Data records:
* * * * *

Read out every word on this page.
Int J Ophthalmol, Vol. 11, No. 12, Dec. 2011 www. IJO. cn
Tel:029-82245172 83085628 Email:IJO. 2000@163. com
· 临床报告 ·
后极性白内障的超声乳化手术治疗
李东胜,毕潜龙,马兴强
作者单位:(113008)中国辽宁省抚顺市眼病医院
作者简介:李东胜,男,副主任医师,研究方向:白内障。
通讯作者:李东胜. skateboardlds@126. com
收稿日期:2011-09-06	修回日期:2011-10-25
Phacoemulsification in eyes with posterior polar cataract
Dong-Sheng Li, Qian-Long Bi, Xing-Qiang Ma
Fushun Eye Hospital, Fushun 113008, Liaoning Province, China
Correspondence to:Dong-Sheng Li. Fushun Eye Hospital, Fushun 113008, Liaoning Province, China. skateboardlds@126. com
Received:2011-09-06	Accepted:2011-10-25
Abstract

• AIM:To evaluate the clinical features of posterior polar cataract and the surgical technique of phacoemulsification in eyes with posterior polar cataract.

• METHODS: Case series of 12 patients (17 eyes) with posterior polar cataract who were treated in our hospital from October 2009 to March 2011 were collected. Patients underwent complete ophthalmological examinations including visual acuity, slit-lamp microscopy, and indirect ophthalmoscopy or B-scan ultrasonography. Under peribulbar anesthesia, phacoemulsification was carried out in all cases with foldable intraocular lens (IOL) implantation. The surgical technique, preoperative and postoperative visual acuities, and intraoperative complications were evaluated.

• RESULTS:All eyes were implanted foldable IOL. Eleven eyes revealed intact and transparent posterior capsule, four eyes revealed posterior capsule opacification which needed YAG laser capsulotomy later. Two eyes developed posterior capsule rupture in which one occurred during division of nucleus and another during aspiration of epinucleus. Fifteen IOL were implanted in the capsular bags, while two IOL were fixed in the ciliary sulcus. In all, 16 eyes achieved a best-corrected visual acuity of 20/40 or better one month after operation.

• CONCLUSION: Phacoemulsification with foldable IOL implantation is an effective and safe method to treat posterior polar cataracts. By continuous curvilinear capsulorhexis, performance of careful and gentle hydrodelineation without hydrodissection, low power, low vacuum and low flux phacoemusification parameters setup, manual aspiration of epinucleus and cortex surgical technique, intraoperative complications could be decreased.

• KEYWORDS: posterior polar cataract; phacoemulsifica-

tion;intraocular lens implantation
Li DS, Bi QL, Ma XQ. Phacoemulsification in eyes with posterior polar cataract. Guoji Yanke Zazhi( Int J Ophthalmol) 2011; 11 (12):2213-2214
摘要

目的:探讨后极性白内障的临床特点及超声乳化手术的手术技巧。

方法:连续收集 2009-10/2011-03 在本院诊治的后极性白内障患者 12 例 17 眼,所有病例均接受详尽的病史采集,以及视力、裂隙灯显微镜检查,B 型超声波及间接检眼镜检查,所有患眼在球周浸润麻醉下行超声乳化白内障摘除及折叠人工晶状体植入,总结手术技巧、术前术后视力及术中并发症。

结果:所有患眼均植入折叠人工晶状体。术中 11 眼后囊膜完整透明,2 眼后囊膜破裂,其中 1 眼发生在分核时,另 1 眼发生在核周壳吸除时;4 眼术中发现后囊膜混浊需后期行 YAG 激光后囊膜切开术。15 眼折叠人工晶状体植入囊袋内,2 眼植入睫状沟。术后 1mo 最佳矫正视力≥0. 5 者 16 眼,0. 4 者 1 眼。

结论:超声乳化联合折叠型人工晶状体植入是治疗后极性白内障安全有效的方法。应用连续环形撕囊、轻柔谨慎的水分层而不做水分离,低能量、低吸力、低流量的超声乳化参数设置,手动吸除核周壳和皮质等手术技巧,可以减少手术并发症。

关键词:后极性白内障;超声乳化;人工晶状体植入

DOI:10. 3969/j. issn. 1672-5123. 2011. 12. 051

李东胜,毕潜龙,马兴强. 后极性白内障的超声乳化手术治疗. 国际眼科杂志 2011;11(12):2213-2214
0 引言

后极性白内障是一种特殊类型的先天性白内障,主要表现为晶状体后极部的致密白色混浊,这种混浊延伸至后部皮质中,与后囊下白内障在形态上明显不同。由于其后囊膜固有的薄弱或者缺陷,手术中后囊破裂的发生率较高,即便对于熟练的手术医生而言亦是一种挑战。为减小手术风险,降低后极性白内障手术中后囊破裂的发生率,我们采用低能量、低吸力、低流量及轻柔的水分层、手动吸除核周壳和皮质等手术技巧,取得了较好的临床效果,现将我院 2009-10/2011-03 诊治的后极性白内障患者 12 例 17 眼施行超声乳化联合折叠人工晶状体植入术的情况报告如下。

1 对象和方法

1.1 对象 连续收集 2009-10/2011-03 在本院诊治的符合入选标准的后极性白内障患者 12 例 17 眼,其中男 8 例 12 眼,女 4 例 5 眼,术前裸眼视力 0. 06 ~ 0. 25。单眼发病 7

* * * * *

* **Your goal**
Every record must appear in the answer exactly as written.

* **Task output**
Read out every word on this page.
Int J Ophthalmol, Vol. 11, No. 12, Dec. 2011 www. IJO. cn
Tel:029-82245172 83085628 Email:IJO. 2000@163. com
· 临床报告 ·
后极性白内障的超声乳化手术治疗
李东胜,毕潜龙,马兴强
作者单位:(113008)中国辽宁省抚顺市眼病医院
作者简介:李东胜,男,副主任医师,研究方向:白内障。
通讯作者:李东胜. skateboardlds@126. com
收稿日期:2011-09-06	修回日期:2011-10-25
Phacoemulsification in eyes with posterior polar cataract
Dong-Sheng Li, Qian-Long Bi, Xing-Qiang Ma
Fushun Eye Hospital, Fushun 113008, Liaoning Province, China
Correspondence to:Dong-Sheng Li. Fushun Eye Hospital, Fushun 113008, Liaoning Province, China. skateboardlds@126. com
Received:2011-09-06	Accepted:2011-10-25
Abstract

• AIM:To evaluate the clinical features of posterior polar cataract and the surgical technique of phacoemulsification in eyes with posterior polar cataract.

• METHODS: Case series of 12 patients (17 eyes) with posterior polar cataract who were treated in our hospital from October 2009 to March 2011 were collected. Patients underwent complete ophthalmological examinations including visual acuity, slit-lamp microscopy, and indirect ophthalmoscopy or B-scan ultrasonography. Under peribulbar anesthesia, phacoemulsification was carried out in all cases with foldable intraocular lens (IOL) implantation. The surgical technique, preoperative and postoperative visual acuities, and intraoperative complications were evaluated.

• RESULTS:All eyes were implanted foldable IOL. Eleven eyes revealed intact and transparent posterior capsule, four eyes revealed posterior capsule opacification which needed YAG laser capsulotomy later. Two eyes developed posterior capsule rupture in which one occurred during division of nucleus and another during aspiration of epinucleus. Fifteen IOL were implanted in the capsular bags, while two IOL were fixed in the ciliary sulcus. In all, 16 eyes achieved a best-corrected visual acuity of 20/40 or better one month after operation.

• CONCLUSION: Phacoemulsification with foldable IOL implantation is an effective and safe method to treat posterior polar cataracts. By continuous curvilinear capsulorhexis, performance of careful and gentle hydrodelineation without hydrodissection, low power, low vacuum and low flux phacoemusification parameters setup, manual aspiration of epinucleus and cortex surgical technique, intraoperative complications could be decreased.

• KEYWORDS: posterior polar cataract; phacoemulsifica-

tion;intraocular lens implantation
Li DS, Bi QL, Ma XQ. Phacoemulsification in eyes with posterior polar cataract. Guoji Yanke Zazhi( Int J Ophthalmol) 2011; 11 (12):2213-2214
摘要

目的:探讨后极性白内障的临床特点及超声乳化手术的手术技巧。

方法:连续收集 2009-10/2011-03 在本院诊治的后极性白内障患者 12 例 17 眼,所有病例均接受详尽的病史采集,以及视力、裂隙灯显微镜检查,B 型超声波及间接检眼镜检查,所有患眼在球周浸润麻醉下行超声乳化白内障摘除及折叠人工晶状体植入,总结手术技巧、术前术后视力及术中并发症。

结果:所有患眼均植入折叠人工晶状体。术中 11 眼后囊膜完整透明,2 眼后囊膜破裂,其中 1 眼发生在分核时,另 1 眼发生在核周壳吸除时;4 眼术中发现后囊膜混浊需后期行 YAG 激光后囊膜切开术。15 眼折叠人工晶状体植入囊袋内,2 眼植入睫状沟。术后 1mo 最佳矫正视力≥0. 5 者 16 眼,0. 4 者 1 眼。

结论:超声乳化联合折叠型人工晶状体植入是治疗后极性白内障安全有效的方法。应用连续环形撕囊、轻柔谨慎的水分层而不做水分离,低能量、低吸力、低流量的超声乳化参数设置,手动吸除核周壳和皮质等手术技巧,可以减少手术并发症。

关键词:后极性白内障;超声乳化;人工晶状体植入

DOI:10. 3969/j. issn. 1672-5123. 2011. 12. 051

李东胜,毕潜龙,马兴强. 后极性白内障的超声乳化手术治疗. 国际眼科杂志 2011;11(12):2213-2214
0 引言

后极性白内障是一种特殊类型的先天性白内障,主要表现为晶状体后极部的致密白色混浊,这种混浊延伸至后部皮质中,与后囊下白内障在形态上明显不同。由于其后囊膜固有的薄弱或者缺陷,手术中后囊破裂的发生率较高,即便对于熟练的手术医生而言亦是一种挑战。为减小手术风险,降低后极性白内障手术中后囊破裂的发生率,我们采用低能量、低吸力、低流量及轻柔的水分层、手动吸除核周壳和皮质等手术技巧,取得了较好的临床效果,现将我院 2009-10/2011-03 诊治的后极性白内障患者 12 例 17 眼施行超声乳化联合折叠人工晶状体植入术的情况报告如下。

1 对象和方法

1.1 对象 连续收集 2009-10/2011-03 在本院诊治的符合入选标准的后极性白内障患者 12 例 17 眼,其中男 8 例 12 眼,女 4 例 5 眼,术前裸眼视力 0. 06 ~ 0. 25。单眼发病 7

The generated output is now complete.